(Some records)
★ ★ ★ ★

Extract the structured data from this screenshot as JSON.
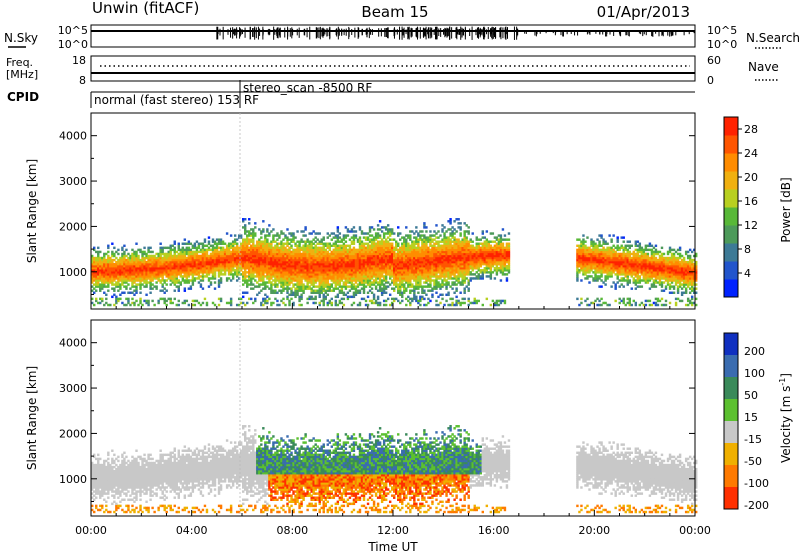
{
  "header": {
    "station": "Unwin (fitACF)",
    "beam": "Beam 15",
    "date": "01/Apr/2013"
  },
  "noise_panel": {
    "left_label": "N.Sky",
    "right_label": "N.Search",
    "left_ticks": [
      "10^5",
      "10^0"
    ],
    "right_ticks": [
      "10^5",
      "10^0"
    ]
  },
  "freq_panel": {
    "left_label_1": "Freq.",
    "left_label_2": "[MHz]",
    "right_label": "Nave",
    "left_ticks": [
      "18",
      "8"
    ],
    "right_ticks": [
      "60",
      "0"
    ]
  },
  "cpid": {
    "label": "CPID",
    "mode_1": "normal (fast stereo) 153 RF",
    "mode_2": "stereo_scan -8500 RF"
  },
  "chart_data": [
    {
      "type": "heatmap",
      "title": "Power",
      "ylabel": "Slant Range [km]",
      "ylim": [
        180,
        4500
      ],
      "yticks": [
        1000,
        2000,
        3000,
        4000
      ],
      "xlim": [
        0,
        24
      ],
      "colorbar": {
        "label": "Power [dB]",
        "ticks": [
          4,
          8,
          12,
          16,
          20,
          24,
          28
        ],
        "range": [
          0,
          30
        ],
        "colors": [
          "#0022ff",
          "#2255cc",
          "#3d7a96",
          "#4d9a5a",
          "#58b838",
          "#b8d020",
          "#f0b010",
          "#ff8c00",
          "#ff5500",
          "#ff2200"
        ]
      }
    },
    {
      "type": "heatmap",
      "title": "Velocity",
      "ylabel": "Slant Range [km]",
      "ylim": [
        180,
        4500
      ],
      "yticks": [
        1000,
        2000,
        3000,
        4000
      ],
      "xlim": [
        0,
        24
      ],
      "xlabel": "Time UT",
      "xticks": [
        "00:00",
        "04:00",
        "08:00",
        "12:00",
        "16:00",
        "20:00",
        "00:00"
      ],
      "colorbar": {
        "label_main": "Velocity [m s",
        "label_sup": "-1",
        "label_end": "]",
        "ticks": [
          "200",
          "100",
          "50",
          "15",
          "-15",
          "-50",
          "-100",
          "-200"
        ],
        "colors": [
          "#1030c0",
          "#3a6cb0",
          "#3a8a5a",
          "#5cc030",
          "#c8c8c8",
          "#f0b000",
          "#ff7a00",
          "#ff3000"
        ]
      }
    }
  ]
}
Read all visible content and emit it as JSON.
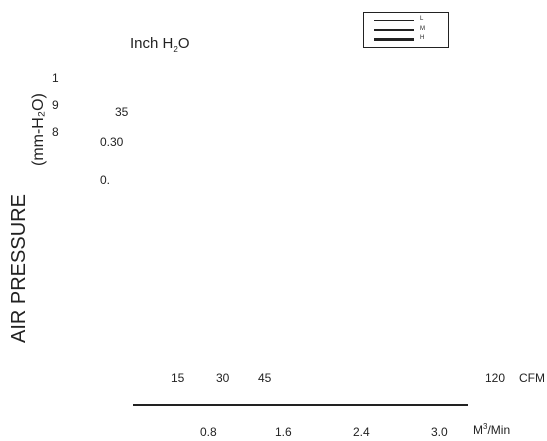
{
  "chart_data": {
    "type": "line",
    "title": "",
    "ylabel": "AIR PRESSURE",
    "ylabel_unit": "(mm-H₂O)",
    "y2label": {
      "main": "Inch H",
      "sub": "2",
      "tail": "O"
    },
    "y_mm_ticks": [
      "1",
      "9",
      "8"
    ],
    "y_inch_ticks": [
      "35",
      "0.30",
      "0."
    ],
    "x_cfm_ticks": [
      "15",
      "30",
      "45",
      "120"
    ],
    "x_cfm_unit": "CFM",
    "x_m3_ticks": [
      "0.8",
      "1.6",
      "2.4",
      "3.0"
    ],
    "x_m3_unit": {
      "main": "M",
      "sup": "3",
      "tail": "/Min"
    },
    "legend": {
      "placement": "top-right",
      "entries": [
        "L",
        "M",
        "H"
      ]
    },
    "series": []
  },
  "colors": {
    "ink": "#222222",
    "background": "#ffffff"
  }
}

★ ★ ★ ★

Required task: Will you restate every entry word for word and omit the images?

Finished task:
Extract the structured data from this screenshot as JSON.
{
  "header": {
    "station": "Unwin (fitACF)",
    "beam": "Beam 15",
    "date": "01/Apr/2013"
  },
  "noise_panel": {
    "left_label": "N.Sky",
    "right_label": "N.Search",
    "left_ticks": [
      "10^5",
      "10^0"
    ],
    "right_ticks": [
      "10^5",
      "10^0"
    ]
  },
  "freq_panel": {
    "left_label_1": "Freq.",
    "left_label_2": "[MHz]",
    "right_label": "Nave",
    "left_ticks": [
      "18",
      "8"
    ],
    "right_ticks": [
      "60",
      "0"
    ]
  },
  "cpid": {
    "label": "CPID",
    "mode_1": "normal (fast stereo) 153 RF",
    "mode_2": "stereo_scan -8500 RF"
  },
  "chart_data": [
    {
      "type": "heatmap",
      "title": "Power",
      "ylabel": "Slant Range [km]",
      "ylim": [
        180,
        4500
      ],
      "yticks": [
        1000,
        2000,
        3000,
        4000
      ],
      "xlim": [
        0,
        24
      ],
      "colorbar": {
        "label": "Power [dB]",
        "ticks": [
          4,
          8,
          12,
          16,
          20,
          24,
          28
        ],
        "range": [
          0,
          30
        ],
        "colors": [
          "#0022ff",
          "#2255cc",
          "#3d7a96",
          "#4d9a5a",
          "#58b838",
          "#b8d020",
          "#f0b010",
          "#ff8c00",
          "#ff5500",
          "#ff2200"
        ]
      }
    },
    {
      "type": "heatmap",
      "title": "Velocity",
      "ylabel": "Slant Range [km]",
      "ylim": [
        180,
        4500
      ],
      "yticks": [
        1000,
        2000,
        3000,
        4000
      ],
      "xlim": [
        0,
        24
      ],
      "xlabel": "Time UT",
      "xticks": [
        "00:00",
        "04:00",
        "08:00",
        "12:00",
        "16:00",
        "20:00",
        "00:00"
      ],
      "colorbar": {
        "label_main": "Velocity [m s",
        "label_sup": "-1",
        "label_end": "]",
        "ticks": [
          "200",
          "100",
          "50",
          "15",
          "-15",
          "-50",
          "-100",
          "-200"
        ],
        "colors": [
          "#1030c0",
          "#3a6cb0",
          "#3a8a5a",
          "#5cc030",
          "#c8c8c8",
          "#f0b000",
          "#ff7a00",
          "#ff3000"
        ]
      }
    }
  ]
}
Read all visible content and emit it as JSON.
{
  "chart_data": {
    "type": "line",
    "title": "",
    "ylabel": "AIR PRESSURE",
    "ylabel_unit": "(mm-H₂O)",
    "y2label": {
      "main": "Inch H",
      "sub": "2",
      "tail": "O"
    },
    "y_mm_ticks": [
      "1",
      "9",
      "8"
    ],
    "y_inch_ticks": [
      "35",
      "0.30",
      "0."
    ],
    "x_cfm_ticks": [
      "15",
      "30",
      "45",
      "120"
    ],
    "x_cfm_unit": "CFM",
    "x_m3_ticks": [
      "0.8",
      "1.6",
      "2.4",
      "3.0"
    ],
    "x_m3_unit": {
      "main": "M",
      "sup": "3",
      "tail": "/Min"
    },
    "legend": {
      "placement": "top-right",
      "entries": [
        "L",
        "M",
        "H"
      ]
    },
    "series": []
  },
  "colors": {
    "ink": "#222222",
    "background": "#ffffff"
  }
}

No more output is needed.